• DATA LINES:
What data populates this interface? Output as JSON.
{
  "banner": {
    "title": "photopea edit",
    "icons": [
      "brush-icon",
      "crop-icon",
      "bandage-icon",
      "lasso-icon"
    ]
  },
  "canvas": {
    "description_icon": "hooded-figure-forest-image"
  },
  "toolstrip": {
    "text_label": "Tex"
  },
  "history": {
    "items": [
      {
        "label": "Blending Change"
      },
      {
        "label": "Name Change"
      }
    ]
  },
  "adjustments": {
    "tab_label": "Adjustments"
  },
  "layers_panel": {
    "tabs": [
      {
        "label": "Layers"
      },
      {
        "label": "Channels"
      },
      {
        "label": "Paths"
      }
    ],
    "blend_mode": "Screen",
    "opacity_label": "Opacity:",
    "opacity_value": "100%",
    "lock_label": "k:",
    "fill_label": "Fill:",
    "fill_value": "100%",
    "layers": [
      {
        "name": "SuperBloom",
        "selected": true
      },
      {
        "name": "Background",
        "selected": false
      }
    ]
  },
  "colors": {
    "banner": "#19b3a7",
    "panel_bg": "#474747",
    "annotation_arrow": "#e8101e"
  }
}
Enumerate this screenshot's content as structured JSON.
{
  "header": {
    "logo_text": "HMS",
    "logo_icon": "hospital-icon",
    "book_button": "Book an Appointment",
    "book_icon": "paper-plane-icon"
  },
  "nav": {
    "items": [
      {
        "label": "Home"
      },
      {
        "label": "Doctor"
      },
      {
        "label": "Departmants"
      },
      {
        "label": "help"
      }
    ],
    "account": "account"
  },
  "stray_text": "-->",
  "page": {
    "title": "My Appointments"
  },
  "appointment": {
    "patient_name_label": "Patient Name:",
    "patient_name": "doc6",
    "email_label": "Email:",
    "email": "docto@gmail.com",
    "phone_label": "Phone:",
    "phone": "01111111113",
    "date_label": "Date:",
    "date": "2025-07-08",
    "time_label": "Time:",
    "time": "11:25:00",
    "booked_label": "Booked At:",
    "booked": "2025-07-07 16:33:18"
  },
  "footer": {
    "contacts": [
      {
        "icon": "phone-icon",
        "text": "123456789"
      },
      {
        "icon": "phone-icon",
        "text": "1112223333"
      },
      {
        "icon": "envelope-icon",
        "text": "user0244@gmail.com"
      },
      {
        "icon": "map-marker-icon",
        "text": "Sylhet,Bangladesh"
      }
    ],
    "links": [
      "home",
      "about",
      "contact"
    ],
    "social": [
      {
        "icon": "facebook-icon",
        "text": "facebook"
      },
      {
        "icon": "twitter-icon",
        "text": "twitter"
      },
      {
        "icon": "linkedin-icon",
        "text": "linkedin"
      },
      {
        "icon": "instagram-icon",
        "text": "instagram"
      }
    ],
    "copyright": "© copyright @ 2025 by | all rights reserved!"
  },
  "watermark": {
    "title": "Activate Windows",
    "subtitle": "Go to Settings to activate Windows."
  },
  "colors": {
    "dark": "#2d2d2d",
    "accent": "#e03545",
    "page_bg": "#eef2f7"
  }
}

• WHAT IS ASKED: Return exactly the lines from the one containing "Enumerate this screenshot's" through the last line of the records above, both included, and nothing else.

• EXERCISE RESULT:
Enumerate this screenshot's content as structured JSON.
{
  "header": {
    "logo_text": "HMS",
    "logo_icon": "hospital-icon",
    "book_button": "Book an Appointment",
    "book_icon": "paper-plane-icon"
  },
  "nav": {
    "items": [
      {
        "label": "Home"
      },
      {
        "label": "Doctor"
      },
      {
        "label": "Departmants"
      },
      {
        "label": "help"
      }
    ],
    "account": "account"
  },
  "stray_text": "-->",
  "page": {
    "title": "My Appointments"
  },
  "appointment": {
    "patient_name_label": "Patient Name:",
    "patient_name": "doc6",
    "email_label": "Email:",
    "email": "docto@gmail.com",
    "phone_label": "Phone:",
    "phone": "01111111113",
    "date_label": "Date:",
    "date": "2025-07-08",
    "time_label": "Time:",
    "time": "11:25:00",
    "booked_label": "Booked At:",
    "booked": "2025-07-07 16:33:18"
  },
  "footer": {
    "contacts": [
      {
        "icon": "phone-icon",
        "text": "123456789"
      },
      {
        "icon": "phone-icon",
        "text": "1112223333"
      },
      {
        "icon": "envelope-icon",
        "text": "user0244@gmail.com"
      },
      {
        "icon": "map-marker-icon",
        "text": "Sylhet,Bangladesh"
      }
    ],
    "links": [
      "home",
      "about",
      "contact"
    ],
    "social": [
      {
        "icon": "facebook-icon",
        "text": "facebook"
      },
      {
        "icon": "twitter-icon",
        "text": "twitter"
      },
      {
        "icon": "linkedin-icon",
        "text": "linkedin"
      },
      {
        "icon": "instagram-icon",
        "text": "instagram"
      }
    ],
    "copyright": "© copyright @ 2025 by | all rights reserved!"
  },
  "watermark": {
    "title": "Activate Windows",
    "subtitle": "Go to Settings to activate Windows."
  },
  "colors": {
    "dark": "#2d2d2d",
    "accent": "#e03545",
    "page_bg": "#eef2f7"
  }
}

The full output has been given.